### Job
Return the records in full, exactly as given.

Saved entries:
____

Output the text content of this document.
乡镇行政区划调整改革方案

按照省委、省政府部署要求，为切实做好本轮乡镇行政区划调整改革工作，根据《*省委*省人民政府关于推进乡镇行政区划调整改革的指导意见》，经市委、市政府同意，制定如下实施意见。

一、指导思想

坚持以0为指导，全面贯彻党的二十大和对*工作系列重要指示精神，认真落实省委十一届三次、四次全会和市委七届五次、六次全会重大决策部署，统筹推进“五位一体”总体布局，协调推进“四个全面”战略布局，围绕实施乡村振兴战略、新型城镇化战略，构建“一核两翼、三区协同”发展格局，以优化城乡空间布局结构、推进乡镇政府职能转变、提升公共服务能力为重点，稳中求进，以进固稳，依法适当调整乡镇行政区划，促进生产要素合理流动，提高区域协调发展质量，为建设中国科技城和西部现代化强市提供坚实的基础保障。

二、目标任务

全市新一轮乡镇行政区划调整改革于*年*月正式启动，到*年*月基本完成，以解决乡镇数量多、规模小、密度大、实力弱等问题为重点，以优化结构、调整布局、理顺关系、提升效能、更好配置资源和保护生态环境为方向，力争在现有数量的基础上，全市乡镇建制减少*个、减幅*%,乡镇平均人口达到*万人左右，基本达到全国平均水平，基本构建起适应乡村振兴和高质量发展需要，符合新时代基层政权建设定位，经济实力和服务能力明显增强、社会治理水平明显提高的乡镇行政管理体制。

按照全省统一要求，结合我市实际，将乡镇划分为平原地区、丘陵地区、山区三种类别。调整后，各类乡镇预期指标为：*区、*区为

____

### Expected answer
Output the text content of this document.
乡镇行政区划调整改革方案

按照省委、省政府部署要求，为切实做好本轮乡镇行政区划调整改革工作，根据《*省委*省人民政府关于推进乡镇行政区划调整改革的指导意见》，经市委、市政府同意，制定如下实施意见。

一、指导思想

坚持以0为指导，全面贯彻党的二十大和对*工作系列重要指示精神，认真落实省委十一届三次、四次全会和市委七届五次、六次全会重大决策部署，统筹推进“五位一体”总体布局，协调推进“四个全面”战略布局，围绕实施乡村振兴战略、新型城镇化战略，构建“一核两翼、三区协同”发展格局，以优化城乡空间布局结构、推进乡镇政府职能转变、提升公共服务能力为重点，稳中求进，以进固稳，依法适当调整乡镇行政区划，促进生产要素合理流动，提高区域协调发展质量，为建设中国科技城和西部现代化强市提供坚实的基础保障。

二、目标任务

全市新一轮乡镇行政区划调整改革于*年*月正式启动，到*年*月基本完成，以解决乡镇数量多、规模小、密度大、实力弱等问题为重点，以优化结构、调整布局、理顺关系、提升效能、更好配置资源和保护生态环境为方向，力争在现有数量的基础上，全市乡镇建制减少*个、减幅*%,乡镇平均人口达到*万人左右，基本达到全国平均水平，基本构建起适应乡村振兴和高质量发展需要，符合新时代基层政权建设定位，经济实力和服务能力明显增强、社会治理水平明显提高的乡镇行政管理体制。

按照全省统一要求，结合我市实际，将乡镇划分为平原地区、丘陵地区、山区三种类别。调整后，各类乡镇预期指标为：*区、*区为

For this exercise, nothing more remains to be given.